▶ **Brief**
Type out every line below exactly as it reads.

— begin Data records —

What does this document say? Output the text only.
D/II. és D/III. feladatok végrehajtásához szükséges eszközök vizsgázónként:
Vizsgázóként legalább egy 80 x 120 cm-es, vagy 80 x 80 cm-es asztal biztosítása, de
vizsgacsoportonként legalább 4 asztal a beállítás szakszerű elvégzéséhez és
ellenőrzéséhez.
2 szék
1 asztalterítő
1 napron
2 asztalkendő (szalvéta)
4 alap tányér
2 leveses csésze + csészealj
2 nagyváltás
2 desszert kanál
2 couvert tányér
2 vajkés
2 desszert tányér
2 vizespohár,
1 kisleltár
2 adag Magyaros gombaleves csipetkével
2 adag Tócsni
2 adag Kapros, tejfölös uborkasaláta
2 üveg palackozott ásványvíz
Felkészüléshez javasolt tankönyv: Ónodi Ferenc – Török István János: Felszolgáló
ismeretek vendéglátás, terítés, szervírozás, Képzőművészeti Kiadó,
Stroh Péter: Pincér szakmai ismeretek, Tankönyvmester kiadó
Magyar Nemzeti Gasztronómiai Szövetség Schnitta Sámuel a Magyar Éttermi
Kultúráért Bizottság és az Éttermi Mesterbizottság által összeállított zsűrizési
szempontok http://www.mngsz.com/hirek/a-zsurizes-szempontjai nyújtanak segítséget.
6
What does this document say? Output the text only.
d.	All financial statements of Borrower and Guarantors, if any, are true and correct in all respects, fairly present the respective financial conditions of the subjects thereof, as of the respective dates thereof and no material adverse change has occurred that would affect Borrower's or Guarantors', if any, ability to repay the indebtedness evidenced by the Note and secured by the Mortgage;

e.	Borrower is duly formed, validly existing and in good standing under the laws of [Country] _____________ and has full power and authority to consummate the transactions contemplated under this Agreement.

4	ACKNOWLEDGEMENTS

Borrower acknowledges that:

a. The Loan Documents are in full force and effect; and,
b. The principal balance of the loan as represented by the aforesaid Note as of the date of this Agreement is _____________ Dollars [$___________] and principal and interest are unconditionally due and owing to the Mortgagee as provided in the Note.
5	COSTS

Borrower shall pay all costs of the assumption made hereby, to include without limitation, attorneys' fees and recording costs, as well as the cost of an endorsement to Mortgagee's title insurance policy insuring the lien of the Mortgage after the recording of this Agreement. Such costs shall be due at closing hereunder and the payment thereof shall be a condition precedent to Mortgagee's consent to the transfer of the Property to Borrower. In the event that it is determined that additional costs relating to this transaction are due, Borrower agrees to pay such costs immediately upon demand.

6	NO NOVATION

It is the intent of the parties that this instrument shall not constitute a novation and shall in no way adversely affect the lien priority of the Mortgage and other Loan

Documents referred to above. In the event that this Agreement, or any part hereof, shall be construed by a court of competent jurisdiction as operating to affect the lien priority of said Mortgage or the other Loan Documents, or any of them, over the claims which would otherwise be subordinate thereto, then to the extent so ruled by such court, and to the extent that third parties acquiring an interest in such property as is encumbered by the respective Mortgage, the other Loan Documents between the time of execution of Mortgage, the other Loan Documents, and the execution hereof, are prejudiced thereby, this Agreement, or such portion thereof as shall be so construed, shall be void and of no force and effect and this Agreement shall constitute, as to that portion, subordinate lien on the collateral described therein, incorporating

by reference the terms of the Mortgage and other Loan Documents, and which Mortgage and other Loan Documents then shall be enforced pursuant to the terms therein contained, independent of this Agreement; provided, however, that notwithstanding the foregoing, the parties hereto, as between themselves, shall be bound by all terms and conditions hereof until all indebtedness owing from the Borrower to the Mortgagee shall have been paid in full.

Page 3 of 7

— end Data records —

▶ **Task result**
What does this document say? Output the text only.
D/II. és D/III. feladatok végrehajtásához szükséges eszközök vizsgázónként:
Vizsgázóként legalább egy 80 x 120 cm-es, vagy 80 x 80 cm-es asztal biztosítása, de
vizsgacsoportonként legalább 4 asztal a beállítás szakszerű elvégzéséhez és
ellenőrzéséhez.
2 szék
1 asztalterítő
1 napron
2 asztalkendő (szalvéta)
4 alap tányér
2 leveses csésze + csészealj
2 nagyváltás
2 desszert kanál
2 couvert tányér
2 vajkés
2 desszert tányér
2 vizespohár,
1 kisleltár
2 adag Magyaros gombaleves csipetkével
2 adag Tócsni
2 adag Kapros, tejfölös uborkasaláta
2 üveg palackozott ásványvíz
Felkészüléshez javasolt tankönyv: Ónodi Ferenc – Török István János: Felszolgáló
ismeretek vendéglátás, terítés, szervírozás, Képzőművészeti Kiadó,
Stroh Péter: Pincér szakmai ismeretek, Tankönyvmester kiadó
Magyar Nemzeti Gasztronómiai Szövetség Schnitta Sámuel a Magyar Éttermi
Kultúráért Bizottság és az Éttermi Mesterbizottság által összeállított zsűrizési
szempontok http://www.mngsz.com/hirek/a-zsurizes-szempontjai nyújtanak segítséget.
6
What does this document say? Output the text only.
d.	All financial statements of Borrower and Guarantors, if any, are true and correct in all respects, fairly present the respective financial conditions of the subjects thereof, as of the respective dates thereof and no material adverse change has occurred that would affect Borrower's or Guarantors', if any, ability to repay the indebtedness evidenced by the Note and secured by the Mortgage;

e.	Borrower is duly formed, validly existing and in good standing under the laws of [Country] _____________ and has full power and authority to consummate the transactions contemplated under this Agreement.

4	ACKNOWLEDGEMENTS

Borrower acknowledges that:

a. The Loan Documents are in full force and effect; and,
b. The principal balance of the loan as represented by the aforesaid Note as of the date of this Agreement is _____________ Dollars [$___________] and principal and interest are unconditionally due and owing to the Mortgagee as provided in the Note.
5	COSTS

Borrower shall pay all costs of the assumption made hereby, to include without limitation, attorneys' fees and recording costs, as well as the cost of an endorsement to Mortgagee's title insurance policy insuring the lien of the Mortgage after the recording of this Agreement. Such costs shall be due at closing hereunder and the payment thereof shall be a condition precedent to Mortgagee's consent to the transfer of the Property to Borrower. In the event that it is determined that additional costs relating to this transaction are due, Borrower agrees to pay such costs immediately upon demand.

6	NO NOVATION

It is the intent of the parties that this instrument shall not constitute a novation and shall in no way adversely affect the lien priority of the Mortgage and other Loan

Documents referred to above. In the event that this Agreement, or any part hereof, shall be construed by a court of competent jurisdiction as operating to affect the lien priority of said Mortgage or the other Loan Documents, or any of them, over the claims which would otherwise be subordinate thereto, then to the extent so ruled by such court, and to the extent that third parties acquiring an interest in such property as is encumbered by the respective Mortgage, the other Loan Documents between the time of execution of Mortgage, the other Loan Documents, and the execution hereof, are prejudiced thereby, this Agreement, or such portion thereof as shall be so construed, shall be void and of no force and effect and this Agreement shall constitute, as to that portion, subordinate lien on the collateral described therein, incorporating

by reference the terms of the Mortgage and other Loan Documents, and which Mortgage and other Loan Documents then shall be enforced pursuant to the terms therein contained, independent of this Agreement; provided, however, that notwithstanding the foregoing, the parties hereto, as between themselves, shall be bound by all terms and conditions hereof until all indebtedness owing from the Borrower to the Mortgagee shall have been paid in full.

Page 3 of 7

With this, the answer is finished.